→ **Jobs**
**1.** In the article below on Deputy Sheriff Darwin Kueker's retirement, extract everything from "Kueker started his" down to "making a living.".
**2.** Extend the article below on Deputy Sheriff Darwin Kueker's retirement, picking up after its final sentence.

Deputy Sheriff Darwin Kueker retires

—Dedicates 42 years to Howard County, 10 with Cresco PD, 32 with Sheriff’s Office
In his own words . . . CRESCO - On Dec. 31, 2022, Darwin Kueker signed off for the last time as a Deputy Sheriff. This is his farewell sign off in his own words: Howard County Comm. This is 45-3. To all within the sound of my voice, after 42 years, six months and 20 days, it is my time to step off the thin blue line, and this is my last official sign off. To the residents and citizens of Howard County it has been an honor and my privilege to have served you. Like an old biker once told me of his life, it has been one HELL of a ride, and this career has been that. To my fellow brother and sister sheep dogs, may GOD protect, bless, and keep you all safe. Most importantly, like the old Sergeant from Hill Street Blues said, ‘Hey- let’s be careful out there.’ So, Comm. Center as my last official sign-off, this is Darwin James Kueker, Badge Number 45-3, of the Howard County Sheriff Office. ‘SEMPER FIDELIS’ 10—Thank-you—42.
CRESCO - Forty-two years, six months and 20 days. That’s how long Deputy Sheriff Darwin Kueker has served as a law enforcement officer. He is the longest-serving, sworn, non-elected officer in the county. He officially retired on Dec. 31, 2022, and it’s already feeling like a long slog to him.
“Since I was 12 years old, I’ve had a full time job,” Kueker said. In all that time, he has spent only one day “unemployed,” and, to his way of thinking, he was terrified, even if only for a single day. “I kind of have some of those same feelings now,” he said. “It’s kinda like you’re lost.”
Kueker started his law enforcement career as a Cresco city police officer when he was 22 years old. With a degree in Criminal Justice and two years of hard construction work behind him, he was looking for a new way of making a living. 
“I was one signature away from joining the Marine Corps,” he said. But after spending time riding along with city police, it occurred to him that he knew all their procedures and maybe that would be a better fit.
It was.
Kueker was hired by the Cresco Police Department and spent just shy of 10 years working for them before changing jobs to work for the county as a Deputy Sheriff. “No disrespect to any of my brother and sister officers,” he said, “but to me, the pinnacle of your career would be to work for a Sheriff’s department.”
And for 33 years and change, that’s exactly what he’s done, with 10 years of that time also spent being the Jail Administrator. 
In addition to being a deputy/jailer, Kueker was also a specialist in serving papers. “Everybody seems to hone in on specific things,” he explained. “We’ve got inspectors, and we’ve got firearms instructors, all sorts of different things. I always gravitated towards trying to serve as many of the papers that we’d get as I could. I’d drive around serving papers or whatever needed to be done.”

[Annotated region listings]
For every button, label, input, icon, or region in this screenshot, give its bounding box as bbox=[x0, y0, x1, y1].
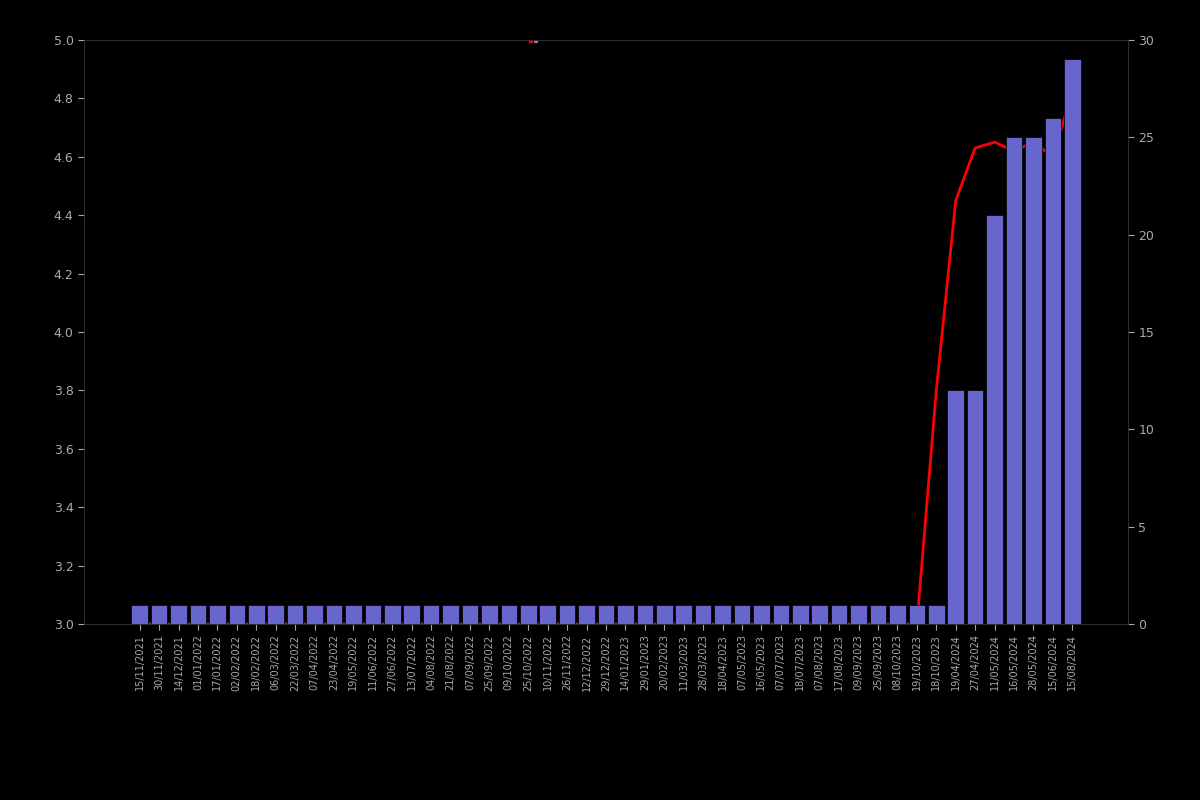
Bar bbox=[889, 605, 906, 624]
Bar bbox=[676, 605, 692, 624]
Bar bbox=[190, 605, 206, 624]
Bar bbox=[151, 605, 167, 624]
Bar bbox=[443, 605, 458, 624]
Bar bbox=[170, 605, 187, 624]
Bar bbox=[870, 605, 887, 624]
Bar bbox=[986, 215, 1003, 624]
Bar bbox=[773, 605, 790, 624]
Bar bbox=[132, 605, 148, 624]
Bar bbox=[403, 605, 420, 624]
Bar bbox=[637, 605, 653, 624]
Bar bbox=[346, 605, 361, 624]
Bar bbox=[540, 605, 556, 624]
Bar bbox=[811, 605, 828, 624]
Bar bbox=[578, 605, 595, 624]
Bar bbox=[733, 605, 750, 624]
Bar bbox=[1064, 59, 1080, 624]
Bar bbox=[1006, 138, 1022, 624]
Bar bbox=[830, 605, 847, 624]
Bar bbox=[209, 605, 226, 624]
Bar bbox=[325, 605, 342, 624]
Bar bbox=[656, 605, 672, 624]
Bar bbox=[792, 605, 809, 624]
Bar bbox=[851, 605, 866, 624]
Bar bbox=[714, 605, 731, 624]
Bar bbox=[1025, 138, 1042, 624]
Bar bbox=[617, 605, 634, 624]
Bar bbox=[908, 605, 925, 624]
Bar bbox=[948, 390, 964, 624]
Bar bbox=[500, 605, 517, 624]
Bar bbox=[365, 605, 382, 624]
Bar bbox=[559, 605, 575, 624]
Bar bbox=[422, 605, 439, 624]
Bar bbox=[928, 605, 944, 624]
Bar bbox=[384, 605, 401, 624]
Bar bbox=[287, 605, 304, 624]
Bar bbox=[481, 605, 498, 624]
Bar bbox=[228, 605, 245, 624]
Bar bbox=[520, 605, 536, 624]
Bar bbox=[598, 605, 614, 624]
Bar bbox=[695, 605, 712, 624]
Bar bbox=[268, 605, 284, 624]
Bar bbox=[306, 605, 323, 624]
Bar bbox=[967, 390, 984, 624]
Bar bbox=[1045, 118, 1061, 624]
Bar bbox=[248, 605, 264, 624]
Bar bbox=[754, 605, 769, 624]
Legend: , : , bbox=[529, 41, 538, 42]
Bar bbox=[462, 605, 479, 624]
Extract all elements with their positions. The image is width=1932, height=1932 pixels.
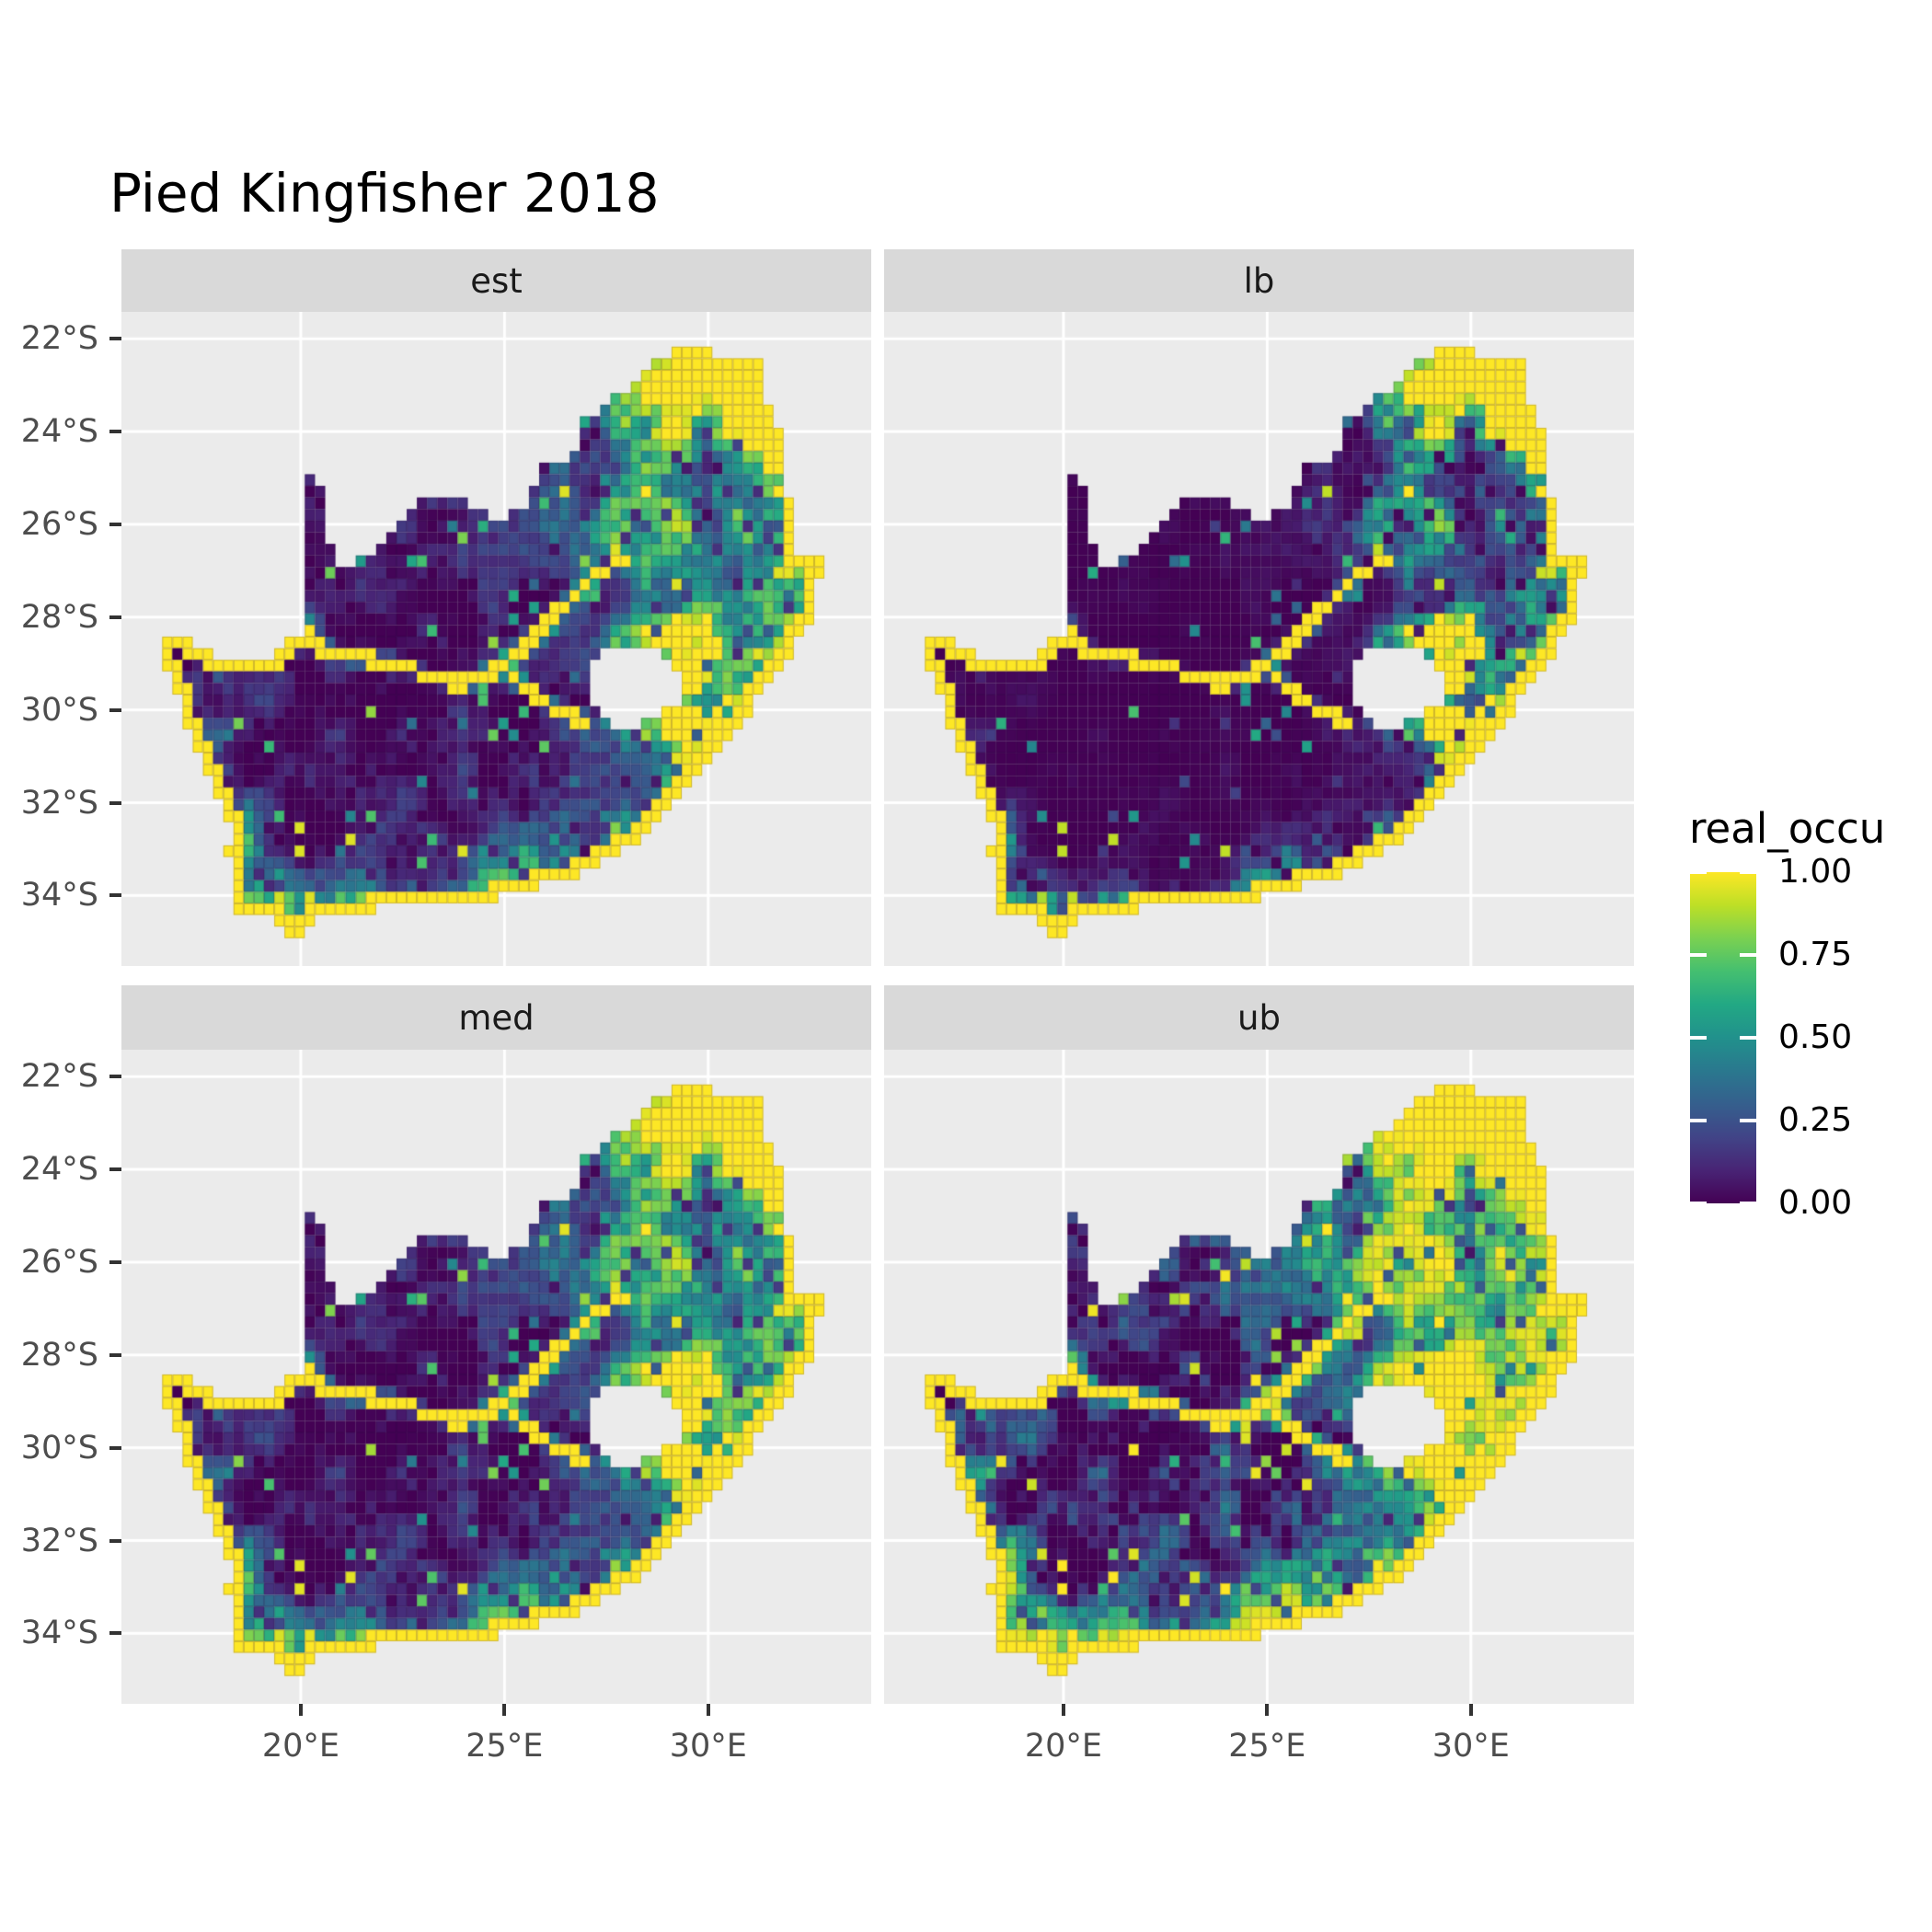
- map-panel-lb: [884, 312, 1634, 966]
- legend-tick-label: 0.00: [1778, 1184, 1853, 1222]
- x-axis-label: 20°E: [1024, 1728, 1102, 1765]
- facet-strip-label-est: est: [470, 260, 523, 301]
- y-axis-label: 22°S: [20, 1058, 98, 1096]
- y-axis-label: 30°S: [20, 1429, 98, 1466]
- map-panel-est: [121, 312, 871, 966]
- x-axis-label: 25°E: [1228, 1728, 1306, 1765]
- legend-title: real_occu: [1689, 804, 1886, 853]
- x-axis-label: 30°E: [669, 1728, 747, 1765]
- y-axis-tick: [109, 800, 121, 805]
- x-axis-tick: [298, 1704, 303, 1716]
- y-axis-tick: [109, 707, 121, 712]
- x-axis-tick: [1265, 1704, 1270, 1716]
- legend-tick-mark: [1740, 1036, 1756, 1040]
- legend-tick-mark: [1740, 1119, 1756, 1122]
- legend-tick-mark: [1690, 953, 1707, 957]
- y-axis-label: 28°S: [20, 598, 98, 636]
- y-axis-label: 24°S: [20, 413, 98, 451]
- legend-tick-label: 0.50: [1778, 1018, 1853, 1056]
- y-axis-tick: [109, 1352, 121, 1357]
- y-axis-label: 26°S: [20, 505, 98, 543]
- x-axis-tick: [1468, 1704, 1473, 1716]
- facet-strip-med: med: [121, 985, 871, 1050]
- map-panel-med: [121, 1050, 871, 1704]
- legend-tick-mark: [1690, 1119, 1707, 1122]
- y-axis-tick: [109, 1631, 121, 1636]
- x-axis-tick: [502, 1704, 507, 1716]
- legend-tick-mark: [1740, 870, 1756, 874]
- legend-tick-label: 0.25: [1778, 1101, 1853, 1139]
- legend-tick-mark: [1740, 1202, 1756, 1205]
- x-axis-label: 30°E: [1432, 1728, 1510, 1765]
- y-axis-label: 34°S: [20, 1615, 98, 1652]
- y-axis-tick: [109, 1075, 121, 1079]
- y-axis-tick: [109, 1259, 121, 1264]
- y-axis-label: 22°S: [20, 320, 98, 358]
- y-axis-label: 28°S: [20, 1336, 98, 1374]
- y-axis-label: 34°S: [20, 877, 98, 914]
- legend-tick-mark: [1690, 1202, 1707, 1205]
- legend-tick-label: 0.75: [1778, 936, 1853, 973]
- map-canvas-med: [121, 1050, 871, 1704]
- y-axis-label: 26°S: [20, 1243, 98, 1281]
- facet-strip-label-med: med: [458, 997, 535, 1038]
- map-canvas-ub: [884, 1050, 1634, 1704]
- facet-strip-est: est: [121, 249, 871, 312]
- x-axis-tick: [1061, 1704, 1065, 1716]
- x-axis-label: 20°E: [261, 1728, 339, 1765]
- y-axis-tick: [109, 1167, 121, 1172]
- facet-strip-label-ub: ub: [1237, 997, 1281, 1038]
- y-axis-tick: [109, 615, 121, 619]
- legend-tick-mark: [1690, 1036, 1707, 1040]
- map-panel-ub: [884, 1050, 1634, 1704]
- plot-title: Pied Kingfisher 2018: [109, 162, 660, 224]
- legend-tick-mark: [1690, 870, 1707, 874]
- y-axis-label: 24°S: [20, 1151, 98, 1189]
- legend-tick-label: 1.00: [1778, 853, 1853, 891]
- y-axis-tick: [109, 893, 121, 898]
- map-canvas-lb: [884, 312, 1634, 966]
- y-axis-label: 32°S: [20, 784, 98, 822]
- x-axis-tick: [706, 1704, 710, 1716]
- facet-strip-label-lb: lb: [1243, 260, 1275, 301]
- map-canvas-est: [121, 312, 871, 966]
- y-axis-label: 30°S: [20, 691, 98, 729]
- y-axis-tick: [109, 430, 121, 434]
- y-axis-tick: [109, 1445, 121, 1450]
- facet-strip-ub: ub: [884, 985, 1634, 1050]
- y-axis-label: 32°S: [20, 1522, 98, 1559]
- facet-strip-lb: lb: [884, 249, 1634, 312]
- legend-tick-mark: [1740, 953, 1756, 957]
- y-axis-tick: [109, 1538, 121, 1543]
- x-axis-label: 25°E: [466, 1728, 544, 1765]
- y-axis-tick: [109, 337, 121, 341]
- y-axis-tick: [109, 522, 121, 526]
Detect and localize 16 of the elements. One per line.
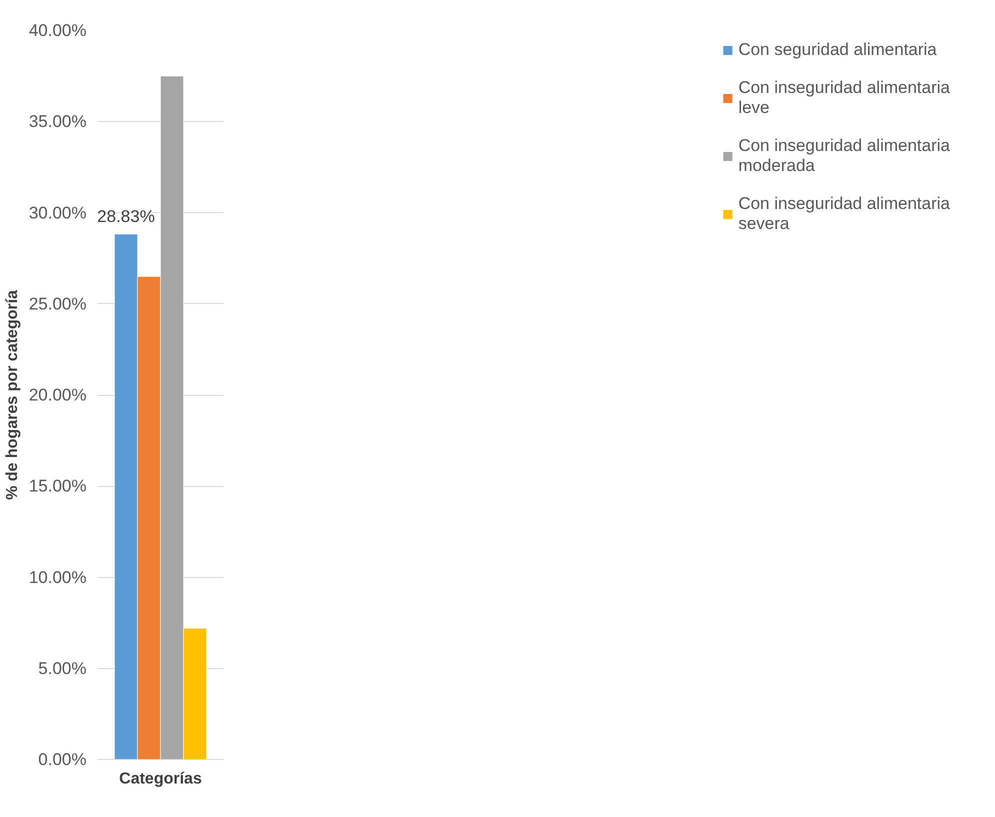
legend-label: Con inseguridad alimentaria moderada (738, 136, 950, 176)
y-tick-label: 30.00% (28, 203, 87, 222)
y-tick-label: 15.00% (28, 476, 87, 496)
x-axis-title: Categorías (119, 770, 202, 788)
y-tick-label: 10.00% (28, 568, 87, 587)
legend-label: Con seguridad alimentaria (738, 40, 937, 60)
legend-label: Con inseguridad alimentaria leve (738, 78, 950, 118)
data-label: 28.83% (97, 207, 155, 226)
y-tick-label: 20.00% (28, 386, 87, 404)
y-tick-label: 0.00% (38, 750, 86, 769)
y-tick-label: 5.00% (38, 658, 86, 678)
y-tick-label: 40.00% (28, 21, 87, 40)
y-tick-label: 25.00% (28, 294, 87, 314)
y-tick-label: 35.00% (28, 112, 87, 132)
legend-label: Con inseguridad alimentaria severa (738, 194, 950, 234)
y-axis-title: % de hogares por categoría (4, 290, 21, 500)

→ **Results of the tasks**
**1.**
Kueker started his law enforcement career as a Cresco city police officer when he was 22 years old. With a degree in Criminal Justice and two years of hard construction work behind him, he was looking for a new way of making a living.

**2.**
One time, he remembers serving papers at a bachelorette party, where he was mistaken for the entertainment. “The stripper’s here, the stripper’s here!” rang out across the room, to which he dryly assured them, “I’m the guy you pay NOT to take off his clothes.”
The best part of the job for Kueker was meeting the people. “There are a lot of good people out there,” he said. “The people I work with, and the people that you meet. Every day is something different. Something new.”
One of his fondest memories is of a little girl coming up to him while he was working at RAGBRAI in Protivin. She tugged on his uniform and handed him a note, then ran off. When he opened the note, it was folded around an officer challenge coin (a small coin bearing an organization’s insignia) and the note said, “Thank you for everything you do for us.”
His least favorite part of the job had to do with meeting people, too, sometimes in their saddest hour. “I just always hated having to tell someone that a loved one passed,” he said. “That’s always tough. And the other thing is, I’ve covered some accidents, including fatalities, where you know the people involved.” He paused for a moment, then added, “I hope I can mentally block that stuff out.”
When asked about some of the changes he’s seen in his 42 years of law enforcement, one particular item came to mind. “We used to have six in the gun, 12 on the belt and five in the shotgun,” he said, referring to the amount of ammunition an officer carried during the commission of their daily duties. 
“I find it sad that now, our brave young officers have got to carry 17 in the gun, four magazines of 17 each on their belt, two 30-round magazines for an AR-15 style rifle and then five in the shotgun. I think there’s something wrong,” he said, “that we have to prepare for war.”
But the war Darwin Kueker fought was not a war of bullets, but rather a war for the public’s hearts and minds. He takes the weight of the badge very seriously and considers interacting with the public to be one of his highest callings. “It’s not a job, it’s a way of life,” he said. “Freely embraced, and I loved every aspect of it.”
And it’s because he loved the job so much that the prospect of retiring has been such a mixed blessing. “The last two weeks, knowing it was coming to an end, have really been surreal,” he said. “That’s an understatement. It’s just been … surreal.”
“I never thought this day would come,” he went on. “I mean, I knew it would, but I never, ever – and then, all of a sudden, that day is here.” He considered it for a moment, then said, “You know it’s coming, but it’s still kind of out of the blue.”
His future plans for retirement are a little foggy at the moment. Part of him is looking forward to sleeping in and perhaps doing a little more fishing, but another part of him is considering taking one of the nine job offers he’s had since announcing his retirement. On advice from a friend, he’s going to take at least a month off to decompress before making any decisions, but what he’ll do after that month is anybody’s guess.
For now, he’s focused on the end of a 42 year, six month and 20 day career in law enforcement, and he’s taking it one day at a time. Tomorrow is next. Perhaps he’ll sleep in.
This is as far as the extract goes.